» **Extracted records**:
begin

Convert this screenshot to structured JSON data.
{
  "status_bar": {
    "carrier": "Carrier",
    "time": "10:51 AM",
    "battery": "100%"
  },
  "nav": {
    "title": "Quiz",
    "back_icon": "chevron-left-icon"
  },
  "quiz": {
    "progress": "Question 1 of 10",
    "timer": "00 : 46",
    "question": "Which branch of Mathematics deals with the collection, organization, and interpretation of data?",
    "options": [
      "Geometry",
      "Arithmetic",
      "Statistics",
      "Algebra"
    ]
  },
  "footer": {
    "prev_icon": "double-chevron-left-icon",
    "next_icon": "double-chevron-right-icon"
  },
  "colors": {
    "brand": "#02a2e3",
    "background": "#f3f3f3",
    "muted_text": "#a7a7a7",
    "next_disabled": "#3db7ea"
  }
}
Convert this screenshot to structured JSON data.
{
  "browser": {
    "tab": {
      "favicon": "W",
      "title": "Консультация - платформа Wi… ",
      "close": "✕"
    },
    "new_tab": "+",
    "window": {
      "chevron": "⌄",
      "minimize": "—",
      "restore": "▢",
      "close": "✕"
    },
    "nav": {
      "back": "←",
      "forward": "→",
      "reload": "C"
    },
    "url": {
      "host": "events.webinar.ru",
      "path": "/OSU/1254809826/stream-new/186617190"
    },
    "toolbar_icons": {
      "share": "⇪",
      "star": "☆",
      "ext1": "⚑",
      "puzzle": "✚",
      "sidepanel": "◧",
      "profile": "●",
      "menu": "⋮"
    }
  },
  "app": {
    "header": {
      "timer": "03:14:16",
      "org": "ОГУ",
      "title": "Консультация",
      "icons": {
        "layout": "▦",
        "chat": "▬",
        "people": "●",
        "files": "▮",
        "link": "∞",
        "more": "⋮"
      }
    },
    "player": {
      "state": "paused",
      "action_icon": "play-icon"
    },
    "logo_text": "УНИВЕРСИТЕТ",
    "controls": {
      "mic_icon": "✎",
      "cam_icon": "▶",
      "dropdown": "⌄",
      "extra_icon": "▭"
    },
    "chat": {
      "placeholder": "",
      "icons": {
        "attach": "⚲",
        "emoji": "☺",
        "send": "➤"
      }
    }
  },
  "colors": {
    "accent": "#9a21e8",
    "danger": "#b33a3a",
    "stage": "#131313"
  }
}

end

Identify which lines contain the word "title" and copy each one.

» **Task result**:
    "title": "Quiz",
      "title": "Консультация - платформа Wi… ",
      "title": "Консультация",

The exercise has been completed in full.